── EXERCISE DATA ──

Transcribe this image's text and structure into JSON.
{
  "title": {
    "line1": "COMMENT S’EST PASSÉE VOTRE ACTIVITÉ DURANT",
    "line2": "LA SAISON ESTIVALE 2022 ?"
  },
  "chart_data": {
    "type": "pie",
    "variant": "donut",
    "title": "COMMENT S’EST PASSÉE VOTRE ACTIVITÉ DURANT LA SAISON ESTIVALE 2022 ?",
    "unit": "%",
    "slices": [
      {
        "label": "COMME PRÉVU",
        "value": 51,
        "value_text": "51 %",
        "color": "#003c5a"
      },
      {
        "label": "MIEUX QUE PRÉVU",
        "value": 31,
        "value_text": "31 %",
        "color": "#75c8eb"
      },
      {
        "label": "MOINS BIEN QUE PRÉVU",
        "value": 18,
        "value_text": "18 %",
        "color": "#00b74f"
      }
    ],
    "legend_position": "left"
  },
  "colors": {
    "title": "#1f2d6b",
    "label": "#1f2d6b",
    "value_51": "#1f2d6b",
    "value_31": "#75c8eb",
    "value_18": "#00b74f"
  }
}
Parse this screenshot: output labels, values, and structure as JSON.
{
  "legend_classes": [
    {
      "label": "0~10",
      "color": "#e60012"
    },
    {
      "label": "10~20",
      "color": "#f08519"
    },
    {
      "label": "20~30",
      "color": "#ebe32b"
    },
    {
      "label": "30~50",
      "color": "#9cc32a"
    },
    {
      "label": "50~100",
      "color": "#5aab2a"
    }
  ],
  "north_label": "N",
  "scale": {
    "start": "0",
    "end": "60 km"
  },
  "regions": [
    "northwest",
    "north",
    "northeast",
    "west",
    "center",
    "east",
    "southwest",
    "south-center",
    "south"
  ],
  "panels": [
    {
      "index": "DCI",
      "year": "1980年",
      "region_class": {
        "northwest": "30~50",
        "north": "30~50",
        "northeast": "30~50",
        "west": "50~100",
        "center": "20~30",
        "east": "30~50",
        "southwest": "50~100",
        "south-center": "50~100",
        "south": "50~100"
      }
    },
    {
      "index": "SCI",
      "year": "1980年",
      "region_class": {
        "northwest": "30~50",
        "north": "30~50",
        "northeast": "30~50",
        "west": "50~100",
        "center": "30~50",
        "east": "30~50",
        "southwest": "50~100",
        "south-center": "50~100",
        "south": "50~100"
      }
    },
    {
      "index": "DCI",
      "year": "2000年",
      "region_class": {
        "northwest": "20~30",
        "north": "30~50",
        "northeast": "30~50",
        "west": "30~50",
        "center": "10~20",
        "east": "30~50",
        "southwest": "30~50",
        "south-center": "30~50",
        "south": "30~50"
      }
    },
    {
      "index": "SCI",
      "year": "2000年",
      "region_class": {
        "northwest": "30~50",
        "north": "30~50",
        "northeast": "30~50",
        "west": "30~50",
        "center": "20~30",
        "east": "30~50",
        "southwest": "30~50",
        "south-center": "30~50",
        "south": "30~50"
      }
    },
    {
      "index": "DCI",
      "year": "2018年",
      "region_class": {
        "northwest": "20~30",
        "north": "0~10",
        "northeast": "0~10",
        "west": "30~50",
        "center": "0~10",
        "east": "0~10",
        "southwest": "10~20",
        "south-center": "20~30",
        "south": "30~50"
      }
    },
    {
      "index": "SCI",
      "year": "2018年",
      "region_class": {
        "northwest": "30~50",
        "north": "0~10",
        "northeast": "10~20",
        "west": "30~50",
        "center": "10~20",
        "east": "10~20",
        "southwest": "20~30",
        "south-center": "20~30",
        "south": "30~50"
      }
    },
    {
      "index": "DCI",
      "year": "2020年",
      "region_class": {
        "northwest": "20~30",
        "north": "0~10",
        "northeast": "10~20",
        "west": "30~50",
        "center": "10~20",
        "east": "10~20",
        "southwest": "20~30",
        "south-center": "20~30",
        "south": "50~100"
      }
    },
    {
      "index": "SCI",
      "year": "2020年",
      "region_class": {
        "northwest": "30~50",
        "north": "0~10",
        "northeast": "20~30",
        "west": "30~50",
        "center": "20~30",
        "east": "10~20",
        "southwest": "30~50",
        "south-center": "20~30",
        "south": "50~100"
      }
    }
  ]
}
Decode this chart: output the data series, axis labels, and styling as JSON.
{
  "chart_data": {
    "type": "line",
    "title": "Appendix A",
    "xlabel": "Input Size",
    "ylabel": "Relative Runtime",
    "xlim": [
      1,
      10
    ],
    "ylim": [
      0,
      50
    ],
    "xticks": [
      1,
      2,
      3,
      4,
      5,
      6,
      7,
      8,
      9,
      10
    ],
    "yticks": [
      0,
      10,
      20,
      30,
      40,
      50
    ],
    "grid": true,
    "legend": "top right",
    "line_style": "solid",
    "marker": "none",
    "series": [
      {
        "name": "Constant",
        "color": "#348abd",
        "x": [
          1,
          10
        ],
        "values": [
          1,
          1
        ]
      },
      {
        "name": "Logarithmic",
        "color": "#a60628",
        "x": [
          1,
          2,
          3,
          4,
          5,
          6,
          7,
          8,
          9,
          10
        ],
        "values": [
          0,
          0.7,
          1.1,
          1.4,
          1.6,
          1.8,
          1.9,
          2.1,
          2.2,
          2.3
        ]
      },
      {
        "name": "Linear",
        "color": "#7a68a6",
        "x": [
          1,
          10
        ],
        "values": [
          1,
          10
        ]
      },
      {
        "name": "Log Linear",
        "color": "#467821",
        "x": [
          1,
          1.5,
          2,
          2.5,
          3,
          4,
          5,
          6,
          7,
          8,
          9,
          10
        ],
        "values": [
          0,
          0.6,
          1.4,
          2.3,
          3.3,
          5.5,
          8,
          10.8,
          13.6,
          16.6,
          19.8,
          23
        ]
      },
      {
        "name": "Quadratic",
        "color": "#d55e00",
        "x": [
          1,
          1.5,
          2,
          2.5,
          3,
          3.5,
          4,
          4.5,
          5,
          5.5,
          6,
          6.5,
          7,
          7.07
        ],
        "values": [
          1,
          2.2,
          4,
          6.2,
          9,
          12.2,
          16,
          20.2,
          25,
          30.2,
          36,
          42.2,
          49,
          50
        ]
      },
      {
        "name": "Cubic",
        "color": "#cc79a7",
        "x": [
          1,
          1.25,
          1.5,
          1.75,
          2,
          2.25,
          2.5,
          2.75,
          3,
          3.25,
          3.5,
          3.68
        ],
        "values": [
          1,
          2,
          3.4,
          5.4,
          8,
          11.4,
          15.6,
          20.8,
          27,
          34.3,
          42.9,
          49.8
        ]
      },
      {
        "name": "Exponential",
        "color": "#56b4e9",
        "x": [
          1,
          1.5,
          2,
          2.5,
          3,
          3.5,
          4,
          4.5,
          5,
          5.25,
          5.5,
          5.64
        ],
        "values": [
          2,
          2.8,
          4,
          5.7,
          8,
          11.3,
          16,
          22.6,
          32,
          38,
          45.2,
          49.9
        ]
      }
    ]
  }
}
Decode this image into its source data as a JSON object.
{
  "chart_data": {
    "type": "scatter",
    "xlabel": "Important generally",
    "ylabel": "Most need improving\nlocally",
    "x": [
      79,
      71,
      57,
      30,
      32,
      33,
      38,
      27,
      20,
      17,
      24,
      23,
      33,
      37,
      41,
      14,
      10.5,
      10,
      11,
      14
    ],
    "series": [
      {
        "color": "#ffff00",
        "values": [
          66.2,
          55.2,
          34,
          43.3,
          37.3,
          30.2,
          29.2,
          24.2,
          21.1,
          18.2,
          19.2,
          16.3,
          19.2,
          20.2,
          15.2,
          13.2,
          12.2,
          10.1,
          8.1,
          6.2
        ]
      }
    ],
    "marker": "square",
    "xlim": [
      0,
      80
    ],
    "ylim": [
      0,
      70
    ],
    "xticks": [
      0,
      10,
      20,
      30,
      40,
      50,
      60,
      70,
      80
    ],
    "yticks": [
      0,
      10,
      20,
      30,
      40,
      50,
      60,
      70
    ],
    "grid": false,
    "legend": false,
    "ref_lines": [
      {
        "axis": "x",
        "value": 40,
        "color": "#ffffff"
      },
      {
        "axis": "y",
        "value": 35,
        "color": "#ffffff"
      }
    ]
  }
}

───

### REQUIREMENTS
Using the listing above, locate the lines that hold "PASSÉE" and copy each one.

### COMPLETE ANSWER
    "line1": "COMMENT S’EST PASSÉE VOTRE ACTIVITÉ DURANT",
    "title": "COMMENT S’EST PASSÉE VOTRE ACTIVITÉ DURANT LA SAISON ESTIVALE 2022 ?",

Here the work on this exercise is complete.